- What needs to be done: Reproduce the records below exactly as given.

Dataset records
(begin)

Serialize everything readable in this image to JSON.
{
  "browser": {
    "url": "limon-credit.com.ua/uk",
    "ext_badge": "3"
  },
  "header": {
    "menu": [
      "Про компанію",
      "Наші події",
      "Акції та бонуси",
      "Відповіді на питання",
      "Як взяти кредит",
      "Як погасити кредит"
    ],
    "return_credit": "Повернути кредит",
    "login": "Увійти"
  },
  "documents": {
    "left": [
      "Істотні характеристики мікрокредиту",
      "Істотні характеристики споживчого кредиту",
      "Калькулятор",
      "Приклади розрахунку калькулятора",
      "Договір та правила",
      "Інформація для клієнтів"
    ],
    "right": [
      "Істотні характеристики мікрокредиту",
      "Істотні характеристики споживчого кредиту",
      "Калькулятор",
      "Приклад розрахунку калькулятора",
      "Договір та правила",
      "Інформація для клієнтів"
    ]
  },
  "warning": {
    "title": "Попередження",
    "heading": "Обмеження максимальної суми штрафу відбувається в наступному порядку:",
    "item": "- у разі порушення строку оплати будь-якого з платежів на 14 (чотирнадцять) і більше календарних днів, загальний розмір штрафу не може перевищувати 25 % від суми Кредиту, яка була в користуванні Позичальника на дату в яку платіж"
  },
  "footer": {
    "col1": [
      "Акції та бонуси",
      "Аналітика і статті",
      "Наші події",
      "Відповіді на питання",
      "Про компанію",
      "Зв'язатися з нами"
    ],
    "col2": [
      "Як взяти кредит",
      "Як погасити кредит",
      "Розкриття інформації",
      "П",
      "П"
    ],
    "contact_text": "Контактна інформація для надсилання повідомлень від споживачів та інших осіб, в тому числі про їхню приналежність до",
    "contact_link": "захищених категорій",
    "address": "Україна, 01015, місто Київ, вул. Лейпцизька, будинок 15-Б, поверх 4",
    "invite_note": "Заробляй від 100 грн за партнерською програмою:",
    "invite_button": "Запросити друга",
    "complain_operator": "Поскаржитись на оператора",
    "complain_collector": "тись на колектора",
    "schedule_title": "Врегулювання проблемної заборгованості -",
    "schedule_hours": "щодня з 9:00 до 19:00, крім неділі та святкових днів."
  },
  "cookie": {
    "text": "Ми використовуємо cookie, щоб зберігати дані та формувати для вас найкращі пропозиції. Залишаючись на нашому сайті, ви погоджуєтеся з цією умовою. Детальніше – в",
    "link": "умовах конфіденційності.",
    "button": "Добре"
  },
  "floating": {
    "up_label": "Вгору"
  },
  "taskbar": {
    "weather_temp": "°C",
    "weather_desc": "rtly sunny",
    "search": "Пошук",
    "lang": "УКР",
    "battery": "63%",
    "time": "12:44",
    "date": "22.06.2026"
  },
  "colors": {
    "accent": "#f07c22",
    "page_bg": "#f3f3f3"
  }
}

(end)

- Worked answer:
Serialize everything readable in this image to JSON.
{
  "browser": {
    "url": "limon-credit.com.ua/uk",
    "ext_badge": "3"
  },
  "header": {
    "menu": [
      "Про компанію",
      "Наші події",
      "Акції та бонуси",
      "Відповіді на питання",
      "Як взяти кредит",
      "Як погасити кредит"
    ],
    "return_credit": "Повернути кредит",
    "login": "Увійти"
  },
  "documents": {
    "left": [
      "Істотні характеристики мікрокредиту",
      "Істотні характеристики споживчого кредиту",
      "Калькулятор",
      "Приклади розрахунку калькулятора",
      "Договір та правила",
      "Інформація для клієнтів"
    ],
    "right": [
      "Істотні характеристики мікрокредиту",
      "Істотні характеристики споживчого кредиту",
      "Калькулятор",
      "Приклад розрахунку калькулятора",
      "Договір та правила",
      "Інформація для клієнтів"
    ]
  },
  "warning": {
    "title": "Попередження",
    "heading": "Обмеження максимальної суми штрафу відбувається в наступному порядку:",
    "item": "- у разі порушення строку оплати будь-якого з платежів на 14 (чотирнадцять) і більше календарних днів, загальний розмір штрафу не може перевищувати 25 % від суми Кредиту, яка була в користуванні Позичальника на дату в яку платіж"
  },
  "footer": {
    "col1": [
      "Акції та бонуси",
      "Аналітика і статті",
      "Наші події",
      "Відповіді на питання",
      "Про компанію",
      "Зв'язатися з нами"
    ],
    "col2": [
      "Як взяти кредит",
      "Як погасити кредит",
      "Розкриття інформації",
      "П",
      "П"
    ],
    "contact_text": "Контактна інформація для надсилання повідомлень від споживачів та інших осіб, в тому числі про їхню приналежність до",
    "contact_link": "захищених категорій",
    "address": "Україна, 01015, місто Київ, вул. Лейпцизька, будинок 15-Б, поверх 4",
    "invite_note": "Заробляй від 100 грн за партнерською програмою:",
    "invite_button": "Запросити друга",
    "complain_operator": "Поскаржитись на оператора",
    "complain_collector": "тись на колектора",
    "schedule_title": "Врегулювання проблемної заборгованості -",
    "schedule_hours": "щодня з 9:00 до 19:00, крім неділі та святкових днів."
  },
  "cookie": {
    "text": "Ми використовуємо cookie, щоб зберігати дані та формувати для вас найкращі пропозиції. Залишаючись на нашому сайті, ви погоджуєтеся з цією умовою. Детальніше – в",
    "link": "умовах конфіденційності.",
    "button": "Добре"
  },
  "floating": {
    "up_label": "Вгору"
  },
  "taskbar": {
    "weather_temp": "°C",
    "weather_desc": "rtly sunny",
    "search": "Пошук",
    "lang": "УКР",
    "battery": "63%",
    "time": "12:44",
    "date": "22.06.2026"
  },
  "colors": {
    "accent": "#f07c22",
    "page_bg": "#f3f3f3"
  }
}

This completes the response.